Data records

┄┄┄┄┄┄┄┄┄┄┄┄┄┄┄┄┄┄┄┄

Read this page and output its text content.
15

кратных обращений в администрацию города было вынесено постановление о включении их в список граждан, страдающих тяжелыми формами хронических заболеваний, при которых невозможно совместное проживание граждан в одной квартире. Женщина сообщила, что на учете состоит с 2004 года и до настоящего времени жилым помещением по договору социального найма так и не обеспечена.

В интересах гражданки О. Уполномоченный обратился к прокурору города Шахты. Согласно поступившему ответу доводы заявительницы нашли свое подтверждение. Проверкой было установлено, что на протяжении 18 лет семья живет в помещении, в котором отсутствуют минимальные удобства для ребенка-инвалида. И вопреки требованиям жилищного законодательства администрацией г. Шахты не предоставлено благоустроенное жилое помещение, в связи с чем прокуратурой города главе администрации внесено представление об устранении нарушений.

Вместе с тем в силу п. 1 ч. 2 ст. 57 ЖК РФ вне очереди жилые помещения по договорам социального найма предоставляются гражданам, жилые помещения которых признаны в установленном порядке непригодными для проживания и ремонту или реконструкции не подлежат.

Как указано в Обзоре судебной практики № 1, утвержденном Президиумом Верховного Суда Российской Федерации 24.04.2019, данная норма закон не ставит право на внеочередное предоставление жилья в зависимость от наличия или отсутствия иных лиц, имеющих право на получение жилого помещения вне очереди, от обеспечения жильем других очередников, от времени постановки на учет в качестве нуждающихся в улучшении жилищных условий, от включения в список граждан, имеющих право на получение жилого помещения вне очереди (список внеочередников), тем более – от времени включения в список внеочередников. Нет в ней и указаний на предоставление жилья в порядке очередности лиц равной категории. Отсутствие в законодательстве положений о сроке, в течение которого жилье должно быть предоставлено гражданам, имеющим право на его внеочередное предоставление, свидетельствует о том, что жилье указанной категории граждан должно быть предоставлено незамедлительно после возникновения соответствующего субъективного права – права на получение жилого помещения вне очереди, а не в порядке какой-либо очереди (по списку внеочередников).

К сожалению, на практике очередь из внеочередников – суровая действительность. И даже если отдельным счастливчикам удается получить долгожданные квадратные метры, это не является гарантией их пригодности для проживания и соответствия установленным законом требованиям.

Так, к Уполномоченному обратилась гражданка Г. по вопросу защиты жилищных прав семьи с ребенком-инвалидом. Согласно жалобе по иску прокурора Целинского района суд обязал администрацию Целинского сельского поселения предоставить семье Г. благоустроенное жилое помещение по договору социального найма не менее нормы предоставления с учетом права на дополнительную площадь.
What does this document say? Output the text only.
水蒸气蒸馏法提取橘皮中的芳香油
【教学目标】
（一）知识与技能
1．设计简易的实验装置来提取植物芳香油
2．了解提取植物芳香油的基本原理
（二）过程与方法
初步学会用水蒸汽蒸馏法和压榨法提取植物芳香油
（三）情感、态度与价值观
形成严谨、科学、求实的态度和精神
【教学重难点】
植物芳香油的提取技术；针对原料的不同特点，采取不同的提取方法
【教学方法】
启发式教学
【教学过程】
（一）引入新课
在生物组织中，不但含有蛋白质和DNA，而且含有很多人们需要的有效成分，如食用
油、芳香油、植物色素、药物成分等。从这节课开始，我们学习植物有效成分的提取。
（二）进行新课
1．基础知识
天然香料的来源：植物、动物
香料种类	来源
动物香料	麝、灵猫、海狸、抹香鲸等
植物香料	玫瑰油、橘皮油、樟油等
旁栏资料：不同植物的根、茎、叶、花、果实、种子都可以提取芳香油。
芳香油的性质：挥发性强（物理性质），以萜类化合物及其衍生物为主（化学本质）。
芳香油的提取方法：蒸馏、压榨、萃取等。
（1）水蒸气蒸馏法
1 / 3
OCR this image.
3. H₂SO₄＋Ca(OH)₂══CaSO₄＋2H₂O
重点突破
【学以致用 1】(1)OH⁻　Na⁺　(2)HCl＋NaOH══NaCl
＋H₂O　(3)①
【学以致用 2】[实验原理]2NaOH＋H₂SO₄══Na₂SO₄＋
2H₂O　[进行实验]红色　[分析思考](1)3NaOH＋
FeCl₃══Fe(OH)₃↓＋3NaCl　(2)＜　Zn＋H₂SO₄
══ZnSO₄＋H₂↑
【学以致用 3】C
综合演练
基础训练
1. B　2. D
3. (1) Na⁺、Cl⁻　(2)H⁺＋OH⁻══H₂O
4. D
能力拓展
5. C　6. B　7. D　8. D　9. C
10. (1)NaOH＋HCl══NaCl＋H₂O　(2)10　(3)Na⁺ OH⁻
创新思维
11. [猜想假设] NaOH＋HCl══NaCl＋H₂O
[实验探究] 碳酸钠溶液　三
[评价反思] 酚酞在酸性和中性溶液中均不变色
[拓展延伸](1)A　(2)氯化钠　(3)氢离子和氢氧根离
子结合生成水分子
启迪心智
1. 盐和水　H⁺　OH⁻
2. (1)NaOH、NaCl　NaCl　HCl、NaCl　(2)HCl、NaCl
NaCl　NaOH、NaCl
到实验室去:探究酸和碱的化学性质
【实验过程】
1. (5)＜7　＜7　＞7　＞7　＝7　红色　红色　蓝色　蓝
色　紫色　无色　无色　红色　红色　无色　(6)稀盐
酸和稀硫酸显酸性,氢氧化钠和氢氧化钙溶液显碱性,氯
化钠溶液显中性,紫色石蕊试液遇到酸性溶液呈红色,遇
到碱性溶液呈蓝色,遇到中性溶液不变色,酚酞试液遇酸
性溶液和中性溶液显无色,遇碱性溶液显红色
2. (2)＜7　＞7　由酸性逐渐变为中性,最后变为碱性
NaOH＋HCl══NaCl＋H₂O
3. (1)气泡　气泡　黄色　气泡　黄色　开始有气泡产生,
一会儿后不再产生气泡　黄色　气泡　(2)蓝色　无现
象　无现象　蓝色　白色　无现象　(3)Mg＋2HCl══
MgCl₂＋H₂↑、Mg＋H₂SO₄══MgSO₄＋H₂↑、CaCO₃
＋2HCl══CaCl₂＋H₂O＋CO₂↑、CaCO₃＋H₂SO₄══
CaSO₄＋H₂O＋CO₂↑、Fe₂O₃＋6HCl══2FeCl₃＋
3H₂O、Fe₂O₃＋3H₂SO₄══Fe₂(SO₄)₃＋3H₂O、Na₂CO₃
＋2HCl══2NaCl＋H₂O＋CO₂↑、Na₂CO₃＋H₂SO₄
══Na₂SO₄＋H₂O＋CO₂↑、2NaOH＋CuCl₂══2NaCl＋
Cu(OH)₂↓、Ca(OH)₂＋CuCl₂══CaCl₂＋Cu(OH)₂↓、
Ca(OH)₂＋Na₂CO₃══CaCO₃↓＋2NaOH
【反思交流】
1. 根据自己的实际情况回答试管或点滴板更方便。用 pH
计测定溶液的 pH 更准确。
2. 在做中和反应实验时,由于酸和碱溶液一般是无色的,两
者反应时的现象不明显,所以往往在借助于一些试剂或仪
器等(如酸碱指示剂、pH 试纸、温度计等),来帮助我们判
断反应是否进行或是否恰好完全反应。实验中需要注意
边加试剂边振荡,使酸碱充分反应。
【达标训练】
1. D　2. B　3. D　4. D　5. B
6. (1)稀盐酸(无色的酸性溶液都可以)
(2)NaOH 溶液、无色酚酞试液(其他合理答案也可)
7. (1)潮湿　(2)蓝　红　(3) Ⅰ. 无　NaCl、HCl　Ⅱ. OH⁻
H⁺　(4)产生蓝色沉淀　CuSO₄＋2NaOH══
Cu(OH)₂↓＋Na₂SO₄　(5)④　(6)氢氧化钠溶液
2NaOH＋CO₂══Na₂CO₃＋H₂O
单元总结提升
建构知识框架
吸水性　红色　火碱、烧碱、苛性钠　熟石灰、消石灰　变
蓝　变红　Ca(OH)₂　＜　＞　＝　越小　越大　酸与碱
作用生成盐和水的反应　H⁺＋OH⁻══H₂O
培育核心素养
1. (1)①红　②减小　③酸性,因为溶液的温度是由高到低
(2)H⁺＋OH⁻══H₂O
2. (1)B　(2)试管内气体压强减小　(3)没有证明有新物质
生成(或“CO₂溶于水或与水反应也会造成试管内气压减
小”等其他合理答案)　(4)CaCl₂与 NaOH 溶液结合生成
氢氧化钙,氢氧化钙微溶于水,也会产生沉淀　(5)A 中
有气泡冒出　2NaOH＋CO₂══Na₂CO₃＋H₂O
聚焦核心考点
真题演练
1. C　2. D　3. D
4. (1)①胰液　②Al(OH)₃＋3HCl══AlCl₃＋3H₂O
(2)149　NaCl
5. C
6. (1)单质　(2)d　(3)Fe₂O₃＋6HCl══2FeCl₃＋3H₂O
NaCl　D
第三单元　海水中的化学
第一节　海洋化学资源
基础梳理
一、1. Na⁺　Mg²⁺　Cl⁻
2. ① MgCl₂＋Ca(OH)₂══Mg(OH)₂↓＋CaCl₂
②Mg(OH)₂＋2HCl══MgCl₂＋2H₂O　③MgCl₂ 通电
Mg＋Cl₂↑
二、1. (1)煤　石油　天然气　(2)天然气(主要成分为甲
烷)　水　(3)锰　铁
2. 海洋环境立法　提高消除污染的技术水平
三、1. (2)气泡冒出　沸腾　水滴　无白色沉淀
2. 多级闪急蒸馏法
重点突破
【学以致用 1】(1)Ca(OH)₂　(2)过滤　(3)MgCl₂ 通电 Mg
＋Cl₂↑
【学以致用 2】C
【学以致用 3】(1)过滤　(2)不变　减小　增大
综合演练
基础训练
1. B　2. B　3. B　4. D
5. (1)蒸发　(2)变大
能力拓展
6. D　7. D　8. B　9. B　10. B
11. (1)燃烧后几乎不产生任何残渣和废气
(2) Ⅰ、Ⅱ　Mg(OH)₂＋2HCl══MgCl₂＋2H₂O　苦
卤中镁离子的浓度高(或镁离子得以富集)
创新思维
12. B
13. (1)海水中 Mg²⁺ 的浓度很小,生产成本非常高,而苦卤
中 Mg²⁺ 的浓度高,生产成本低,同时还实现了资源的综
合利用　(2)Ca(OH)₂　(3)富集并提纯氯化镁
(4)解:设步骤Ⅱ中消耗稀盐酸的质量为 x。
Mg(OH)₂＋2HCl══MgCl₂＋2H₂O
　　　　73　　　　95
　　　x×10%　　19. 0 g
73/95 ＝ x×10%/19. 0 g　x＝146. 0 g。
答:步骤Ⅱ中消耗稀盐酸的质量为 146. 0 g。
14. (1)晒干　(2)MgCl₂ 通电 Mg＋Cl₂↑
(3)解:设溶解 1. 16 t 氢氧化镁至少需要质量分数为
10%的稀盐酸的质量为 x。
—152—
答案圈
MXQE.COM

┄┄┄┄┄┄┄┄┄┄┄┄┄┄┄┄┄┄┄┄

Required task
Look through the material and copy each line that has "CuCl₂".

In response
══Na₂SO₄＋H₂O＋CO₂↑、2NaOH＋CuCl₂══2NaCl＋
Cu(OH)₂↓、Ca(OH)₂＋CuCl₂══CaCl₂＋Cu(OH)₂↓、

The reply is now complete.